=== INPUT ===

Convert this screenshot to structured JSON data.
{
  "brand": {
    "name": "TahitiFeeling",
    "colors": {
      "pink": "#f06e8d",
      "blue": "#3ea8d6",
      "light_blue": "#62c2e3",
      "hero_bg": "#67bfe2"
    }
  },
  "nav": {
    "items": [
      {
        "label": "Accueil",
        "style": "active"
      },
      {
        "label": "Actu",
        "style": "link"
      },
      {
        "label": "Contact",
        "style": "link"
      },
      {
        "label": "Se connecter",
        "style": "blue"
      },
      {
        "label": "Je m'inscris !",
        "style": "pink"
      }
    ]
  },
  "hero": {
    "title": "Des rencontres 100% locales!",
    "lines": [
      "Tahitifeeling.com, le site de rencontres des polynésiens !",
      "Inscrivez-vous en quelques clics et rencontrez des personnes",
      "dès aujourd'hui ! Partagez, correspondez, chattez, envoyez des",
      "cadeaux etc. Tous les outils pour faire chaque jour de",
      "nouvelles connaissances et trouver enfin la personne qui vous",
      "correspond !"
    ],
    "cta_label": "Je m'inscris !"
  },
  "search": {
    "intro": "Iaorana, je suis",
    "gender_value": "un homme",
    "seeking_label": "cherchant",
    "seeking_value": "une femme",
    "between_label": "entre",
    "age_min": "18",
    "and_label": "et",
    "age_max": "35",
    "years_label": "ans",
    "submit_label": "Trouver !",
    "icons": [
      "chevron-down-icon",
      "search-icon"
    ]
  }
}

===

REQUIRED TASK — Extract the complete listing verbatim.

SOLUTION —
Convert this screenshot to structured JSON data.
{
  "brand": {
    "name": "TahitiFeeling",
    "colors": {
      "pink": "#f06e8d",
      "blue": "#3ea8d6",
      "light_blue": "#62c2e3",
      "hero_bg": "#67bfe2"
    }
  },
  "nav": {
    "items": [
      {
        "label": "Accueil",
        "style": "active"
      },
      {
        "label": "Actu",
        "style": "link"
      },
      {
        "label": "Contact",
        "style": "link"
      },
      {
        "label": "Se connecter",
        "style": "blue"
      },
      {
        "label": "Je m'inscris !",
        "style": "pink"
      }
    ]
  },
  "hero": {
    "title": "Des rencontres 100% locales!",
    "lines": [
      "Tahitifeeling.com, le site de rencontres des polynésiens !",
      "Inscrivez-vous en quelques clics et rencontrez des personnes",
      "dès aujourd'hui ! Partagez, correspondez, chattez, envoyez des",
      "cadeaux etc. Tous les outils pour faire chaque jour de",
      "nouvelles connaissances et trouver enfin la personne qui vous",
      "correspond !"
    ],
    "cta_label": "Je m'inscris !"
  },
  "search": {
    "intro": "Iaorana, je suis",
    "gender_value": "un homme",
    "seeking_label": "cherchant",
    "seeking_value": "une femme",
    "between_label": "entre",
    "age_min": "18",
    "and_label": "et",
    "age_max": "35",
    "years_label": "ans",
    "submit_label": "Trouver !",
    "icons": [
      "chevron-down-icon",
      "search-icon"
    ]
  }
}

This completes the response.